§ PROBLEM TO WORK ON: Reproduce the records below exactly as they appear, omitting any pictures they contain.

— start —

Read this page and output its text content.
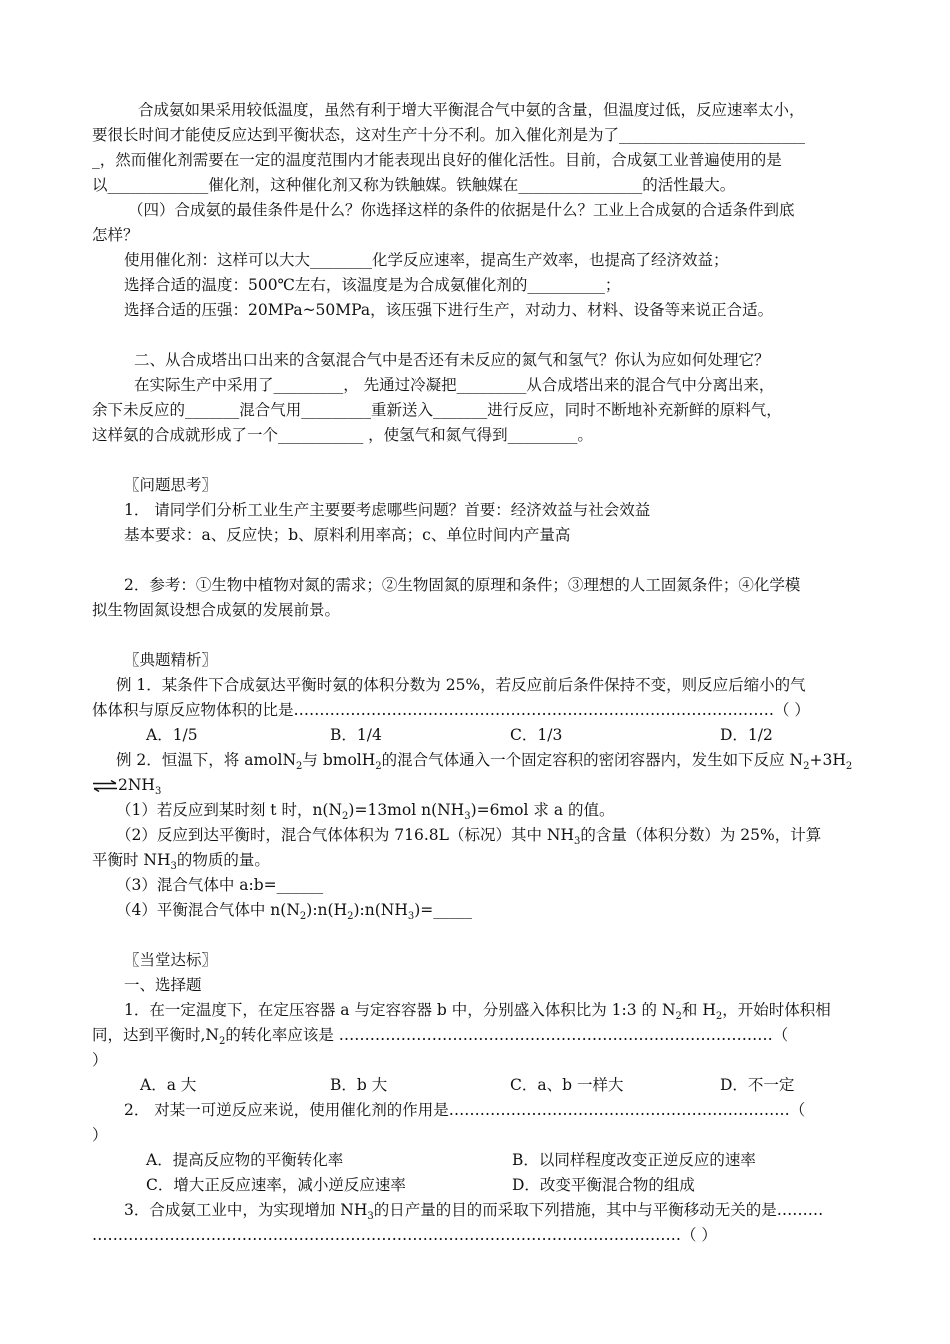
合成氨如果采用较低温度，虽然有利于增大平衡混合气中氨的含量，但温度过低，反应速率太小，
要很长时间才能使反应达到平衡状态，这对生产十分不利。加入催化剂是为了________________________
_，然而催化剂需要在一定的温度范围内才能表现出良好的催化活性。目前，合成氨工业普遍使用的是
以_____________催化剂，这种催化剂又称为铁触媒。铁触媒在________________的活性最大。
（四）合成氨的最佳条件是什么？你选择这样的条件的依据是什么？工业上合成氨的合适条件到底
怎样？
使用催化剂：这样可以大大________化学反应速率，提高生产效率，也提高了经济效益；
选择合适的温度：500℃左右，该温度是为合成氨催化剂的__________；
选择合适的压强：20MPa~50MPa，该压强下进行生产，对动力、材料、设备等来说正合适。
二、从合成塔出口出来的含氨混合气中是否还有未反应的氮气和氢气？你认为应如何处理它？
在实际生产中采用了_________， 先通过冷凝把_________从合成塔出来的混合气中分离出来，
余下未反应的_______混合气用_________重新送入_______进行反应，同时不断地补充新鲜的原料气，
这样氨的合成就形成了一个___________ ，使氢气和氮气得到_________。
〖问题思考〗
1． 请同学们分析工业生产主要要考虑哪些问题？首要：经济效益与社会效益
基本要求：a、反应快；b、原料利用率高；c、单位时间内产量高
2．参考：①生物中植物对氮的需求；②生物固氮的原理和条件；③理想的人工固氮条件；④化学模
拟生物固氮设想合成氨的发展前景。
〖典题精析〗
例 1．某条件下合成氨达平衡时氨的体积分数为 25%，若反应前后条件保持不变，则反应后缩小的气
体体积与原反应物体积的比是…………………………………………………………………………………（ ）
A．1/5	B．1/4	C．1/3	D．1/2
例 2．恒温下，将 amolN$_2$与 bmolH$_2$的混合气体通入一个固定容积的密闭容器内，发生如下反应 $N_2+3H_2$
$\rightleftharpoons 2NH_3$
（1）若反应到某时刻 t 时，$n(N_2)=13mol$ $n(NH_3)=6mol$ 求 a 的值。
（2）反应到达平衡时，混合气体体积为 716.8L（标况）其中 $NH_3$的含量（体积分数）为 25%，计算
平衡时 $NH_3$的物质的量。
（3）混合气体中 a:b=______
（4）平衡混合气体中 $n(N_2):n(H_2):n(NH_3)=\_\_\_\_\_$
〖当堂达标〗
一、选择题
1．在一定温度下，在定压容器 a 与定容容器 b 中，分别盛入体积比为 1:3 的 $N_2$和 $H_2$，开始时体积相
同，达到平衡时$,N_2$的转化率应该是 …………………………………………………………………………（
）
A．a 大	B．b 大	C．a、b 一样大	D．不一定
2． 对某一可逆反应来说，使用催化剂的作用是…………………………………………………………（
）
A．提高反应物的平衡转化率	B．以同样程度改变正逆反应的速率
C．增大正反应速率，减小逆反应速率	D．改变平衡混合物的组成
3．合成氨工业中，为实现增加 $NH_3$的日产量的目的而采取下列措施，其中与平衡移动无关的是………
……………………………………………………………………………………………………（ ）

— end —

§ RESPONSE BELOW:
Read this page and output its text content.
合成氨如果采用较低温度，虽然有利于增大平衡混合气中氨的含量，但温度过低，反应速率太小，
要很长时间才能使反应达到平衡状态，这对生产十分不利。加入催化剂是为了________________________
_，然而催化剂需要在一定的温度范围内才能表现出良好的催化活性。目前，合成氨工业普遍使用的是
以_____________催化剂，这种催化剂又称为铁触媒。铁触媒在________________的活性最大。
（四）合成氨的最佳条件是什么？你选择这样的条件的依据是什么？工业上合成氨的合适条件到底
怎样？
使用催化剂：这样可以大大________化学反应速率，提高生产效率，也提高了经济效益；
选择合适的温度：500℃左右，该温度是为合成氨催化剂的__________；
选择合适的压强：20MPa~50MPa，该压强下进行生产，对动力、材料、设备等来说正合适。
二、从合成塔出口出来的含氨混合气中是否还有未反应的氮气和氢气？你认为应如何处理它？
在实际生产中采用了_________， 先通过冷凝把_________从合成塔出来的混合气中分离出来，
余下未反应的_______混合气用_________重新送入_______进行反应，同时不断地补充新鲜的原料气，
这样氨的合成就形成了一个___________ ，使氢气和氮气得到_________。
〖问题思考〗
1． 请同学们分析工业生产主要要考虑哪些问题？首要：经济效益与社会效益
基本要求：a、反应快；b、原料利用率高；c、单位时间内产量高
2．参考：①生物中植物对氮的需求；②生物固氮的原理和条件；③理想的人工固氮条件；④化学模
拟生物固氮设想合成氨的发展前景。
〖典题精析〗
例 1．某条件下合成氨达平衡时氨的体积分数为 25%，若反应前后条件保持不变，则反应后缩小的气
体体积与原反应物体积的比是…………………………………………………………………………………（ ）
A．1/5	B．1/4	C．1/3	D．1/2
例 2．恒温下，将 amolN$_2$与 bmolH$_2$的混合气体通入一个固定容积的密闭容器内，发生如下反应 $N_2+3H_2$
$\rightleftharpoons 2NH_3$
（1）若反应到某时刻 t 时，$n(N_2)=13mol$ $n(NH_3)=6mol$ 求 a 的值。
（2）反应到达平衡时，混合气体体积为 716.8L（标况）其中 $NH_3$的含量（体积分数）为 25%，计算
平衡时 $NH_3$的物质的量。
（3）混合气体中 a:b=______
（4）平衡混合气体中 $n(N_2):n(H_2):n(NH_3)=\_\_\_\_\_$
〖当堂达标〗
一、选择题
1．在一定温度下，在定压容器 a 与定容容器 b 中，分别盛入体积比为 1:3 的 $N_2$和 $H_2$，开始时体积相
同，达到平衡时$,N_2$的转化率应该是 …………………………………………………………………………（
）
A．a 大	B．b 大	C．a、b 一样大	D．不一定
2． 对某一可逆反应来说，使用催化剂的作用是…………………………………………………………（
）
A．提高反应物的平衡转化率	B．以同样程度改变正逆反应的速率
C．增大正反应速率，减小逆反应速率	D．改变平衡混合物的组成
3．合成氨工业中，为实现增加 $NH_3$的日产量的目的而采取下列措施，其中与平衡移动无关的是………
……………………………………………………………………………………………………（ ）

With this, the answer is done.